Global Aids conference goes virtual World's largest Aids conference gets underway virtually

The International AIDS Conference, the most important global gathering of AIDS scientists, doctors, activists and people living with HIV, will be held online this year. FILE PHOTO
 

What you need to know:

  • The first-ever virtual edition of the world's largest conference on HIV began Monday with a focus on the links between HIV and the Covid-19.
     

After every two years around July, HIV community from around the world gathers at a conference to share research findings around the scourge.

However, for the first time in over two decades, the conference that brings together scientists, policymakers, healthcare professionals, people living with HIV and members of the press will go virtual this year because of the Covid-19 pandemic.

The 23rd International Aids Conference was initially scheduled to be held in San Francisco and Oakland in the United States.

With more than 600 virtual sessions lined up, the conference will allow delegates to access and engage with the latest HIV science, advocacy and knowledge.

About 20,000 participants from more than 170 countries were expected to attend the conference in San Francisco, but now that it will be online, a higher number is expected to participate.

“We do hope many more will register due to the cheaper fees and of course no need to travel.

We have also given out an unprecedented number of scholarships and ways to connect, including enhancing people’s connectivity in lower and middle-income countries,” said Prof Linda-Gail Bekker, immediate past president of the International Aids Society (IAS).

Prof Bekker, who is also the deputy director of the Desmond Tutu HIV Centre, said the organisers have been able to pack more sessions and add more delegates who will share their research findings with the HIV community.

During the opening session Monday, Prof Bekker said that the decision to go virtual had been the right one to limit physical contact since it was not possible to have all the delegates attending a sitting conference due to travel bans that are still in place.

The conference will present updates on HIV cure, and long-acting PrEP (pre-exposure) prevention, clinical updates on the use of dolutegravir  (a new blockbuster HIV drug) and the impact of Covid-19 on HIV services.

The conference will be highlighted in three time zones with all three zones getting an equal number of live and recorded versions.

Dr Anton Pozniak, the International AIDS Society (IAS) President and AIDS 2020: Virtual International Scientific chairperson said the moment is a defining for the global HIV movement across the world.

“Every conversation we have now sits at the confluence of the Covid-19 pandemic and a new global reckoning with systemic racism,” Dr Pozniak said

He added: “It won’t have the same feel of meeting one on one, of course, but we’ll try and generate the same energy and the same connectivity. And the lack of an audience doesn’t seem to worry a lot of the younger generation that does a lot of connections online.

"This Covid-19 crisis has converted us from being very, very social and wanting to be next to each other into doing things from a distance to get our thoughts and ideas across," he said.

At the end of the conference the IAS will also be hosting a free virtual Covid-19 Conference between July 10 and 11 on breaking research, policy developments, and front-line experiences related to the pandemic.

################

▸ **Directions**
According to the article about the virtual AIDS conference, where was the 23rd International Aids Conference first scheduled to take place?

################

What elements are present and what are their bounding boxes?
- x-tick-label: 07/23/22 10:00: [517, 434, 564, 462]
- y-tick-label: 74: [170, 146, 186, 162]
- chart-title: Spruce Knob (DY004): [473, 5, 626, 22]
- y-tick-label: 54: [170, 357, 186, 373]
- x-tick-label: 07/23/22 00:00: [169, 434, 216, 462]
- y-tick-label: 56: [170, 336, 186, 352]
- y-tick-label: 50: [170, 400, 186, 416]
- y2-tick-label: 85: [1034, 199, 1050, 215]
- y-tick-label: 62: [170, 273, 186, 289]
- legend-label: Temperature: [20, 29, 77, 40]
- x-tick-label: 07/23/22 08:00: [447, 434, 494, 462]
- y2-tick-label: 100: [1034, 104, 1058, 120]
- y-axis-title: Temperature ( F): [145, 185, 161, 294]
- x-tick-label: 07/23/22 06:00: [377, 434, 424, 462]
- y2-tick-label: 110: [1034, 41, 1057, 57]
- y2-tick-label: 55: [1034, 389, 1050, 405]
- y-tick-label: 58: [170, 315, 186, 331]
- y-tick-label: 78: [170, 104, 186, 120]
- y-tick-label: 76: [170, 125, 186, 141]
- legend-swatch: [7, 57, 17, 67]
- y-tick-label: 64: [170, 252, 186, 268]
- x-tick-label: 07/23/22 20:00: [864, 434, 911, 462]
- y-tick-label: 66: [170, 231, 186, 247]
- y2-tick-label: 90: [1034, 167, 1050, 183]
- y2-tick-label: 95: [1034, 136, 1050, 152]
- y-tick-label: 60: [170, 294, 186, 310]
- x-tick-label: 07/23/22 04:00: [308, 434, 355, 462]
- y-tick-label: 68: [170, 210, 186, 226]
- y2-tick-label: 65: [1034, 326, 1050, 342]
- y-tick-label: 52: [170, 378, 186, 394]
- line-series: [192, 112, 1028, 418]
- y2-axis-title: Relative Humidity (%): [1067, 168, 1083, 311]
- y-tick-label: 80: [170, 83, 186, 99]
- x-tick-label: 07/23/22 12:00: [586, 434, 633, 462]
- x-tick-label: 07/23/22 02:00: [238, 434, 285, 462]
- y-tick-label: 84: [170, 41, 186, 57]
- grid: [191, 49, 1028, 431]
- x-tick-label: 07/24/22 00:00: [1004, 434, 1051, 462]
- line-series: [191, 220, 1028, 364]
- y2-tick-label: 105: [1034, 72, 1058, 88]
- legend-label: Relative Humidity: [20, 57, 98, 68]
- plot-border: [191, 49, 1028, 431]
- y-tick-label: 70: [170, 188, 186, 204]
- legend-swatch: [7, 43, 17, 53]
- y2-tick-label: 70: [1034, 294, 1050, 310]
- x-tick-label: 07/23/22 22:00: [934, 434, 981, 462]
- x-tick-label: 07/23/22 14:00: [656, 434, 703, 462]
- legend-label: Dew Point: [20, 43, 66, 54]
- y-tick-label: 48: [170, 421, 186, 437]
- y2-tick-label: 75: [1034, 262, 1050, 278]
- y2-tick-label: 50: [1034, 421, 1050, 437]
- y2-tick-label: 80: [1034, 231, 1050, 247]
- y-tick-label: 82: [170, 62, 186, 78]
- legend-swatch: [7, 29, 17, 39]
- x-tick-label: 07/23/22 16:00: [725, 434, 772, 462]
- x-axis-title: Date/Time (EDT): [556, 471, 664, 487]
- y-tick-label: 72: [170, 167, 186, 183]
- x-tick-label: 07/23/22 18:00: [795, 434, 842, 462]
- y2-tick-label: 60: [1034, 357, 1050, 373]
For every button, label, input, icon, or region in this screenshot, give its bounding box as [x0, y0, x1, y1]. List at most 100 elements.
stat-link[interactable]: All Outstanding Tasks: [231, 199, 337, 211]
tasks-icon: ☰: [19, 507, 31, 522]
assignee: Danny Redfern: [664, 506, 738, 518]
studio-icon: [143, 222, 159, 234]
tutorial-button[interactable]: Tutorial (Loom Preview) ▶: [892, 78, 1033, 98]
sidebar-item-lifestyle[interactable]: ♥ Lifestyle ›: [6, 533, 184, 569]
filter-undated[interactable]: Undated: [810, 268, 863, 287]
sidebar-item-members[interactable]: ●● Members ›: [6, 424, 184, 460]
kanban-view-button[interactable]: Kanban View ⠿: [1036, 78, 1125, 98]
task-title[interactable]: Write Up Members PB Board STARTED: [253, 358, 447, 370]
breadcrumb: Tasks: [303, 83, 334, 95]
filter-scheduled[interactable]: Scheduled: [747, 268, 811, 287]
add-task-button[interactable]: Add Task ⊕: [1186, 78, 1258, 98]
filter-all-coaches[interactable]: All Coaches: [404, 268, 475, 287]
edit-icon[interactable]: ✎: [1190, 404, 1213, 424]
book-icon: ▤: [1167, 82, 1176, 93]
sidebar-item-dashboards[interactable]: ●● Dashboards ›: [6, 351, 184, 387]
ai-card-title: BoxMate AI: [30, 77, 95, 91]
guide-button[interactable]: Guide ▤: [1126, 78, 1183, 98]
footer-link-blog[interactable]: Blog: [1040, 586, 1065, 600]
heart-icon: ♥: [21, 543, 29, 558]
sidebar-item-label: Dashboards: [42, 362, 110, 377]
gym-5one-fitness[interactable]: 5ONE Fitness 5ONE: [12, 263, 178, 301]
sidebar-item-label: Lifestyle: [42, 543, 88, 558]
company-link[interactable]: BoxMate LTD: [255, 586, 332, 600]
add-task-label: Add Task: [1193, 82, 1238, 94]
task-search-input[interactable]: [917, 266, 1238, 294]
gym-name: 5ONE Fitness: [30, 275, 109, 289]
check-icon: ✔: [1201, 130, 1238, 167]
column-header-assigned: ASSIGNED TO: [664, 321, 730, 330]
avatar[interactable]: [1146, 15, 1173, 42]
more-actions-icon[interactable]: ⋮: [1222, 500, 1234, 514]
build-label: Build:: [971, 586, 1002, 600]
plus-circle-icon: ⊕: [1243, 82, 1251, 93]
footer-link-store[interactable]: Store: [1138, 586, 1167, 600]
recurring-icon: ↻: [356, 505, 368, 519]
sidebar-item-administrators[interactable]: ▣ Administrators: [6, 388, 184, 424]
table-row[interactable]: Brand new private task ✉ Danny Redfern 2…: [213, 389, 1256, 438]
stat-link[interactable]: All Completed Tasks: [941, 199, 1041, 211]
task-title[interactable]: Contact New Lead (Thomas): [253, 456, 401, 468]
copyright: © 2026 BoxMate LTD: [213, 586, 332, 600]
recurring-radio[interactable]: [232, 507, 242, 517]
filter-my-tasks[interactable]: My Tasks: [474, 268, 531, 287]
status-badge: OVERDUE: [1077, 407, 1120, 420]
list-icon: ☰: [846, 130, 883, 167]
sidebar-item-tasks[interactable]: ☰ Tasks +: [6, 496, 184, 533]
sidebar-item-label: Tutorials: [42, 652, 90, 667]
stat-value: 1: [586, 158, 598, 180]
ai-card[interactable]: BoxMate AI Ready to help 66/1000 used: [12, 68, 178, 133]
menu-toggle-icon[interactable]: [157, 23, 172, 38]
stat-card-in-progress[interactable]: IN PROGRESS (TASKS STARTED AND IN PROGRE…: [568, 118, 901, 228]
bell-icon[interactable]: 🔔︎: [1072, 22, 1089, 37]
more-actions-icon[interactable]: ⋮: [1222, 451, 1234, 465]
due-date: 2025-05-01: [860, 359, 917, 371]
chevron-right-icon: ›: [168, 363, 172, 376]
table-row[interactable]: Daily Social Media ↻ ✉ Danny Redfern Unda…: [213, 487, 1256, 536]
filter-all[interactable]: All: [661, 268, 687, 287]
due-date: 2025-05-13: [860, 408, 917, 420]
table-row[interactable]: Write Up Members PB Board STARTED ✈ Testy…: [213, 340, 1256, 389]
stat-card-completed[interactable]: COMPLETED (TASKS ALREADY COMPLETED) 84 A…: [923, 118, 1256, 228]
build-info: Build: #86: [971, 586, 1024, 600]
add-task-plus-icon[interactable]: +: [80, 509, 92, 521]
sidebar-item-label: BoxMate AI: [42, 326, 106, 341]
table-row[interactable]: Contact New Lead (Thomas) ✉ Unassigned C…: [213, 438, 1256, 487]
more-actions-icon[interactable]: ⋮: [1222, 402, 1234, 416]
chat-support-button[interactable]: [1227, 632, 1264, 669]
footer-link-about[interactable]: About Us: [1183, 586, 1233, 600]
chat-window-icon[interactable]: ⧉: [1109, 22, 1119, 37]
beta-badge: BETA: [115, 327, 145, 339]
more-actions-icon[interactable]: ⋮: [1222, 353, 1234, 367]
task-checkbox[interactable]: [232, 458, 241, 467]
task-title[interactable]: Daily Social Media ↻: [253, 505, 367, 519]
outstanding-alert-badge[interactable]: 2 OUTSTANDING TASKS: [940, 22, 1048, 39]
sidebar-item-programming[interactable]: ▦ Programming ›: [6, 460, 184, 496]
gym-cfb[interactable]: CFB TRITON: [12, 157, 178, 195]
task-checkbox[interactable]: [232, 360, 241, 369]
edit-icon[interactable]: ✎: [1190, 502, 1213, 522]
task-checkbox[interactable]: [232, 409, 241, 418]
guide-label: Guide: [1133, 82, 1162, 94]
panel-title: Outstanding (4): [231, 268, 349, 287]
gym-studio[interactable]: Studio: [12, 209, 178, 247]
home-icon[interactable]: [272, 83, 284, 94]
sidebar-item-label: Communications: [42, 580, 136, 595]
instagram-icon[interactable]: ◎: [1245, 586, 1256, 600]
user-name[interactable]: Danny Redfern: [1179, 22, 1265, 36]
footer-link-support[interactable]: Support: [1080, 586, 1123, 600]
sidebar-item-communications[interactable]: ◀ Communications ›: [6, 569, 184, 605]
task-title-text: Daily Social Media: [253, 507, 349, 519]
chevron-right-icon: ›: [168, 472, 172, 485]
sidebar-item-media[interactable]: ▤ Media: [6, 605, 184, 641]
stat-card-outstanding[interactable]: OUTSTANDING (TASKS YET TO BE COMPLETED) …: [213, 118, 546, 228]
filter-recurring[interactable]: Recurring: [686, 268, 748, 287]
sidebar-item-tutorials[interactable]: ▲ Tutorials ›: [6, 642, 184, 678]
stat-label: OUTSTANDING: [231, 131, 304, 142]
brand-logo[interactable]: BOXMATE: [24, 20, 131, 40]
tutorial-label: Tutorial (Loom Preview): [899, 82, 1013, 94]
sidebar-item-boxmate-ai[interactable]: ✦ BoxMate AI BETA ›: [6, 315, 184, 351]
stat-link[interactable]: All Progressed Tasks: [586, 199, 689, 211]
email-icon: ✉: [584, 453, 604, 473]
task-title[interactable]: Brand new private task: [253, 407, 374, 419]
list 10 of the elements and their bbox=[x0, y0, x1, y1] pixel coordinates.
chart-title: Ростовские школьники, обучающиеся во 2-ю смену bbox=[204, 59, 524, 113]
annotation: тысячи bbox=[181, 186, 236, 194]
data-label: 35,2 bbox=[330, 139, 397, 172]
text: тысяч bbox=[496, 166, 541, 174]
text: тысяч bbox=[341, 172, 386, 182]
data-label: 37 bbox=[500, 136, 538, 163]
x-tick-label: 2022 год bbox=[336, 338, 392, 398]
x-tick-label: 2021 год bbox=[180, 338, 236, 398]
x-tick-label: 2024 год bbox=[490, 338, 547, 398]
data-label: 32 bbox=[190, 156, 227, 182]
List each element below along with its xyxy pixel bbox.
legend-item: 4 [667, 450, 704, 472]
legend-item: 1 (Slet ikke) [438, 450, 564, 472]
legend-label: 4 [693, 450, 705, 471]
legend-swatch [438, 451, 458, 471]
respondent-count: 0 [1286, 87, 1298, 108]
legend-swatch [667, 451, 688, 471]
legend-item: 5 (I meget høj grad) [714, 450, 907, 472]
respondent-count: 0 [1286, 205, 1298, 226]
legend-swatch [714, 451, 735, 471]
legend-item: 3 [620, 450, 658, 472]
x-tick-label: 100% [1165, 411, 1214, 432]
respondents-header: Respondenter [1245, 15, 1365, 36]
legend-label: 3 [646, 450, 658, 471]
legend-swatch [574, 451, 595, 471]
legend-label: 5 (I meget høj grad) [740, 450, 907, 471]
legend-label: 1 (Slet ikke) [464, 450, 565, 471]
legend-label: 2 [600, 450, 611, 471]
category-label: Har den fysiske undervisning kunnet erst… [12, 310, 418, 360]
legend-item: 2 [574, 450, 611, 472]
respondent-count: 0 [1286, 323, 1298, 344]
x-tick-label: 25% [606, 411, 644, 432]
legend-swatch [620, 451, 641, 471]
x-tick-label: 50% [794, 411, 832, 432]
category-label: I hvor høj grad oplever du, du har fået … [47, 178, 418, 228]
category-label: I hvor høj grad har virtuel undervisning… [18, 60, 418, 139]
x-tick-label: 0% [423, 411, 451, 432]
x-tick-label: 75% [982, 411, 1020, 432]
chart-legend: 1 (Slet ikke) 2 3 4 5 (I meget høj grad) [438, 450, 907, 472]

################

▸ **Answer section**
San Francisco and Oakland in the United States.